• _WHAT YOU NEED TO DO_:
Pick out all lines of the entries that include the word "Новгородской" and copy them.

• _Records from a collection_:
——————

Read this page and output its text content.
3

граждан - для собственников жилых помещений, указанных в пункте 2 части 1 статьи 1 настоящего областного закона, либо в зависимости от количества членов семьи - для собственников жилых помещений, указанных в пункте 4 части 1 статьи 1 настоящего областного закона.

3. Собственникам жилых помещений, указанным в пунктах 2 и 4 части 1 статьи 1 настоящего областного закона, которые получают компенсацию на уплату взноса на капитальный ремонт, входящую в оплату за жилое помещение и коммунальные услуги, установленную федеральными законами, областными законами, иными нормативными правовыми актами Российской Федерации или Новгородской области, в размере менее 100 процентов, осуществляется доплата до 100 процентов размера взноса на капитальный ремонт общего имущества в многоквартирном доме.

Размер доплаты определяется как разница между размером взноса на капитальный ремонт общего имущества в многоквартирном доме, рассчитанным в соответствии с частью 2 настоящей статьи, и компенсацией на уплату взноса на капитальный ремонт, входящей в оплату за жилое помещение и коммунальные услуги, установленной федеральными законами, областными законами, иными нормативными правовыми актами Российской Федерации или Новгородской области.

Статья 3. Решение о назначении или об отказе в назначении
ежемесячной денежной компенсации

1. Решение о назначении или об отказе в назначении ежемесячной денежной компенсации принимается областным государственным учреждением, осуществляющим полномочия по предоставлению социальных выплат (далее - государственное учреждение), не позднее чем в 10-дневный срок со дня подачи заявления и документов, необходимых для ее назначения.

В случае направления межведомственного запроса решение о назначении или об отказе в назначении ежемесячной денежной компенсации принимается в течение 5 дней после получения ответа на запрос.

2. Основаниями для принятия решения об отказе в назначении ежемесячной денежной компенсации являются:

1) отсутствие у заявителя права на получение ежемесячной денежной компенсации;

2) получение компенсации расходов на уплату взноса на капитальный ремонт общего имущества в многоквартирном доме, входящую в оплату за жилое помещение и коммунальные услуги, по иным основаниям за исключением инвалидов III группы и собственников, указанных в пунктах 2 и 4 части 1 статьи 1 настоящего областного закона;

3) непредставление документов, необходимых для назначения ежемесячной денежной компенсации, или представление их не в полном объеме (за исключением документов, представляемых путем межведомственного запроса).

——————

• _EXERCISE OUTPUT_:
3. Собственникам жилых помещений, указанным в пунктах 2 и 4 части 1 статьи 1 настоящего областного закона, которые получают компенсацию на уплату взноса на капитальный ремонт, входящую в оплату за жилое помещение и коммунальные услуги, установленную федеральными законами, областными законами, иными нормативными правовыми актами Российской Федерации или Новгородской области, в размере менее 100 процентов, осуществляется доплата до 100 процентов размера взноса на капитальный ремонт общего имущества в многоквартирном доме.
Размер доплаты определяется как разница между размером взноса на капитальный ремонт общего имущества в многоквартирном доме, рассчитанным в соответствии с частью 2 настоящей статьи, и компенсацией на уплату взноса на капитальный ремонт, входящей в оплату за жилое помещение и коммунальные услуги, установленной федеральными законами, областными законами, иными нормативными правовыми актами Российской Федерации или Новгородской области.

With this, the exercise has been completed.